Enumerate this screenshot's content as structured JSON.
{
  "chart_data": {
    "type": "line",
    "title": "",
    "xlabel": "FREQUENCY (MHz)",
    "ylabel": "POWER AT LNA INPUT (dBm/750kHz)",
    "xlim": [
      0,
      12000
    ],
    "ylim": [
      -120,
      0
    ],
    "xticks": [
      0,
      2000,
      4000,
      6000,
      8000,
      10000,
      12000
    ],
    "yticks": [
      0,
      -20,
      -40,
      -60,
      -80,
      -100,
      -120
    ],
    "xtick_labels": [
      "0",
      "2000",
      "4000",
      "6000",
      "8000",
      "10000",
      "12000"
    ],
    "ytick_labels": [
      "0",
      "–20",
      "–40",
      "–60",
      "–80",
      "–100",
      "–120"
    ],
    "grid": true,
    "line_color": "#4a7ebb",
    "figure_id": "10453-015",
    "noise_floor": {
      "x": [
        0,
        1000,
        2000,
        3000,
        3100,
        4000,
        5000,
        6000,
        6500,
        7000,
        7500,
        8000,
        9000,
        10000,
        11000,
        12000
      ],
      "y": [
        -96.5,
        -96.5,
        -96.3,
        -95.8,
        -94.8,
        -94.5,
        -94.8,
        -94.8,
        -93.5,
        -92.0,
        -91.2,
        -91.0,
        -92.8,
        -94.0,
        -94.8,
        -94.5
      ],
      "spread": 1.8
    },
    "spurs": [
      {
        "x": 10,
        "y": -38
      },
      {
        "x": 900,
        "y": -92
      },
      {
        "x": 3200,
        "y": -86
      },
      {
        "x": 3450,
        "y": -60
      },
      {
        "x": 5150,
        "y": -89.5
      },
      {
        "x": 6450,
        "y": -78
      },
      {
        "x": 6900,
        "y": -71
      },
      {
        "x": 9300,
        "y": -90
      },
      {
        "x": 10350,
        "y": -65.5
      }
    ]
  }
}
========
What to produce: Each line of the material should be duplicated exactly, please.

Output for this task:
Enumerate this screenshot's content as structured JSON.
{
  "chart_data": {
    "type": "line",
    "title": "",
    "xlabel": "FREQUENCY (MHz)",
    "ylabel": "POWER AT LNA INPUT (dBm/750kHz)",
    "xlim": [
      0,
      12000
    ],
    "ylim": [
      -120,
      0
    ],
    "xticks": [
      0,
      2000,
      4000,
      6000,
      8000,
      10000,
      12000
    ],
    "yticks": [
      0,
      -20,
      -40,
      -60,
      -80,
      -100,
      -120
    ],
    "xtick_labels": [
      "0",
      "2000",
      "4000",
      "6000",
      "8000",
      "10000",
      "12000"
    ],
    "ytick_labels": [
      "0",
      "–20",
      "–40",
      "–60",
      "–80",
      "–100",
      "–120"
    ],
    "grid": true,
    "line_color": "#4a7ebb",
    "figure_id": "10453-015",
    "noise_floor": {
      "x": [
        0,
        1000,
        2000,
        3000,
        3100,
        4000,
        5000,
        6000,
        6500,
        7000,
        7500,
        8000,
        9000,
        10000,
        11000,
        12000
      ],
      "y": [
        -96.5,
        -96.5,
        -96.3,
        -95.8,
        -94.8,
        -94.5,
        -94.8,
        -94.8,
        -93.5,
        -92.0,
        -91.2,
        -91.0,
        -92.8,
        -94.0,
        -94.8,
        -94.5
      ],
      "spread": 1.8
    },
    "spurs": [
      {
        "x": 10,
        "y": -38
      },
      {
        "x": 900,
        "y": -92
      },
      {
        "x": 3200,
        "y": -86
      },
      {
        "x": 3450,
        "y": -60
      },
      {
        "x": 5150,
        "y": -89.5
      },
      {
        "x": 6450,
        "y": -78
      },
      {
        "x": 6900,
        "y": -71
      },
      {
        "x": 9300,
        "y": -90
      },
      {
        "x": 10350,
        "y": -65.5
      }
    ]
  }
}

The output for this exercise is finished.